Given problem:
Gather all lines from the material that contain the word "приложение".
#### Supplied records ####
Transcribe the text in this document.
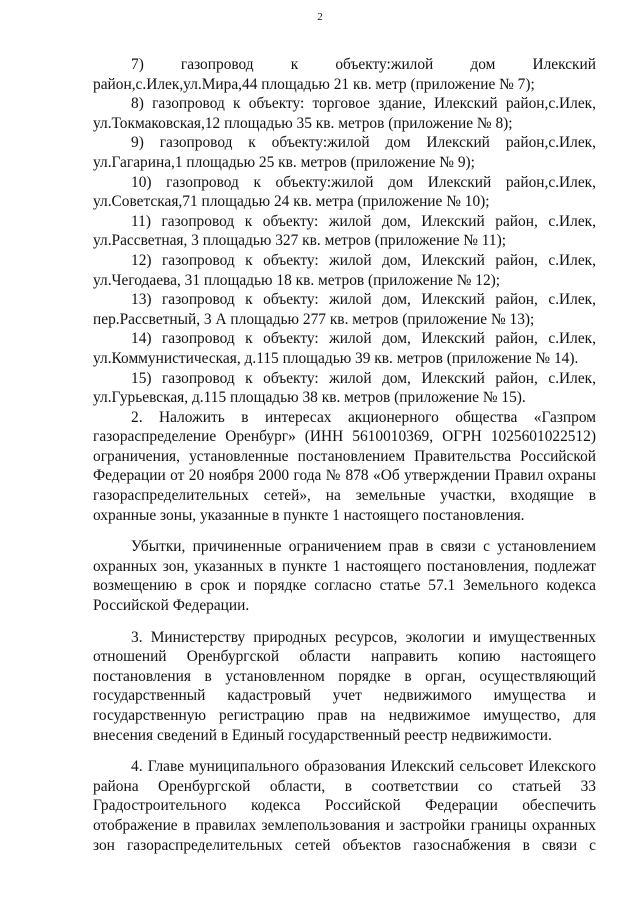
2

7) газопровод к объекту:жилой дом Илекский район,с.Илек,ул.Мира,44 площадью 21 кв. метр (приложение № 7);

8) газопровод к объекту: торговое здание, Илекский район,с.Илек, ул.Токмаковская,12 площадью 35 кв. метров (приложение № 8);

9) газопровод к объекту:жилой дом Илекский район,с.Илек, ул.Гагарина,1 площадью 25 кв. метров (приложение № 9);

10) газопровод к объекту:жилой дом Илекский район,с.Илек, ул.Советская,71 площадью 24 кв. метра (приложение № 10);

11) газопровод к объекту: жилой дом, Илекский район, с.Илек, ул.Рассветная, 3 площадью 327 кв. метров (приложение № 11);

12) газопровод к объекту: жилой дом, Илекский район, с.Илек, ул.Чегодаева, 31 площадью 18 кв. метров (приложение № 12);

13) газопровод к объекту: жилой дом, Илекский район, с.Илек, пер.Рассветный, 3 А площадью 277 кв. метров (приложение № 13);

14) газопровод к объекту: жилой дом, Илекский район, с.Илек, ул.Коммунистическая, д.115 площадью 39 кв. метров (приложение № 14).

15) газопровод к объекту: жилой дом, Илекский район, с.Илек, ул.Гурьевская, д.115 площадью 38 кв. метров (приложение № 15).

2. Наложить в интересах акционерного общества «Газпром газораспределение Оренбург» (ИНН 5610010369, ОГРН 1025601022512) ограничения, установленные постановлением Правительства Российской Федерации от 20 ноября 2000 года № 878 «Об утверждении Правил охраны газораспределительных сетей», на земельные участки, входящие в охранные зоны, указанные в пункте 1 настоящего постановления.

Убытки, причиненные ограничением прав в связи с установлением охранных зон, указанных в пункте 1 настоящего постановления, подлежат возмещению в срок и порядке согласно статье 57.1 Земельного кодекса Российской Федерации.

3. Министерству природных ресурсов, экологии и имущественных отношений Оренбургской области направить копию настоящего постановления в установленном порядке в орган, осуществляющий государственный кадастровый учет недвижимого имущества и государственную регистрацию прав на недвижимое имущество, для внесения сведений в Единый государственный реестр недвижимости.

4. Главе муниципального образования Илекский сельсовет Илекского района Оренбургской области, в соответствии со статьей 33 Градостроительного кодекса Российской Федерации обеспечить отображение в правилах землепользования и застройки границы охранных зон газораспределительных сетей объектов газоснабжения в связи с
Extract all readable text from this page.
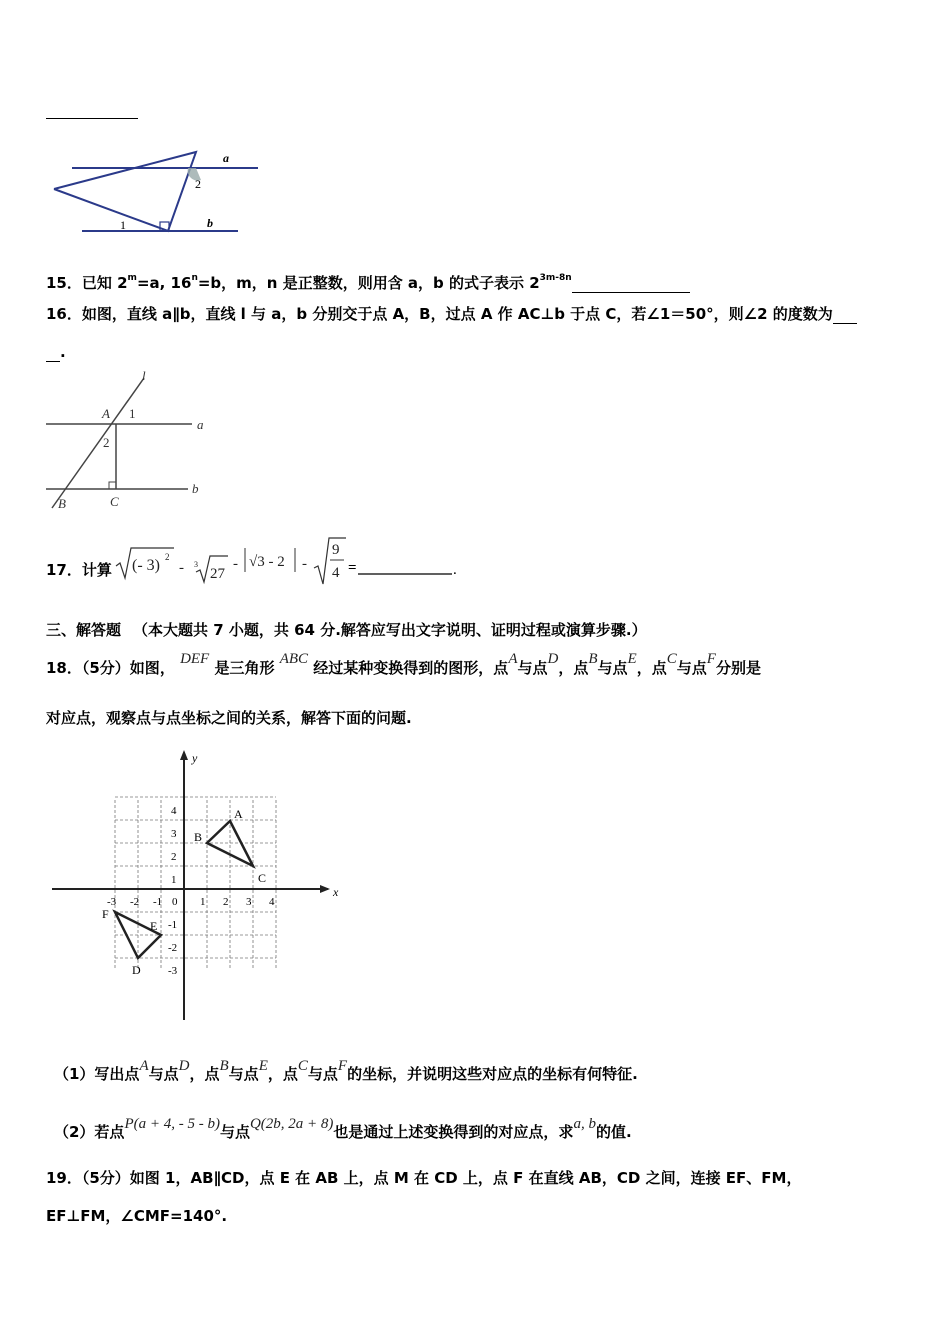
a
2
1	b
15．已知 $2^m=a$, $16^n=b$，m，n 是正整数，则用含 a，b 的式子表示 $2^{3m-8n}$
16．如图，直线 a∥b，直线 l 与 a，b 分别交于点 A，B，过点 A 作 AC⊥b 于点 C，若∠1＝50°，则∠2 的度数为
.
l
A 1
2
a
b
B	C
17．计算 (- 3) 2
- 3
27
- √3 - 2 -
9
4 =	.
三、解答题 （本大题共 7 小题，共 64 分.解答应写出文字说明、证明过程或演算步骤.）
18．（5分）如图， DEF 是三角形 ABC 经过某种变换得到的图形，点A与点D，点B与点E，点C与点F分别是
对应点，观察点与点坐标之间的关系，解答下面的问题.
y
x
0
-3 -2 -1	1 2 3 4
4
3
2
1
-1
-2
-3
A
B
C
F
E
D
（1）写出点A与点D，点B与点E，点C与点F的坐标，并说明这些对应点的坐标有何特征.
（2）若点P(a + 4, - 5 - b)与点Q(2b, 2a + 8)也是通过上述变换得到的对应点，求a, b的值.
19．（5分）如图 1，AB∥CD，点 E 在 AB 上，点 M 在 CD 上，点 F 在直线 AB，CD 之间，连接 EF、FM，
EF⊥FM，∠CMF=140°.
####
Response to the task:
7) газопровод к объекту:жилой дом Илекский район,с.Илек,ул.Мира,44 площадью 21 кв. метр (приложение № 7);
8) газопровод к объекту: торговое здание, Илекский район,с.Илек, ул.Токмаковская,12 площадью 35 кв. метров (приложение № 8);
9) газопровод к объекту:жилой дом Илекский район,с.Илек, ул.Гагарина,1 площадью 25 кв. метров (приложение № 9);
10) газопровод к объекту:жилой дом Илекский район,с.Илек, ул.Советская,71 площадью 24 кв. метра (приложение № 10);
11) газопровод к объекту: жилой дом, Илекский район, с.Илек, ул.Рассветная, 3 площадью 327 кв. метров (приложение № 11);
12) газопровод к объекту: жилой дом, Илекский район, с.Илек, ул.Чегодаева, 31 площадью 18 кв. метров (приложение № 12);
13) газопровод к объекту: жилой дом, Илекский район, с.Илек, пер.Рассветный, 3 А площадью 277 кв. метров (приложение № 13);
14) газопровод к объекту: жилой дом, Илекский район, с.Илек, ул.Коммунистическая, д.115 площадью 39 кв. метров (приложение № 14).
15) газопровод к объекту: жилой дом, Илекский район, с.Илек, ул.Гурьевская, д.115 площадью 38 кв. метров (приложение № 15).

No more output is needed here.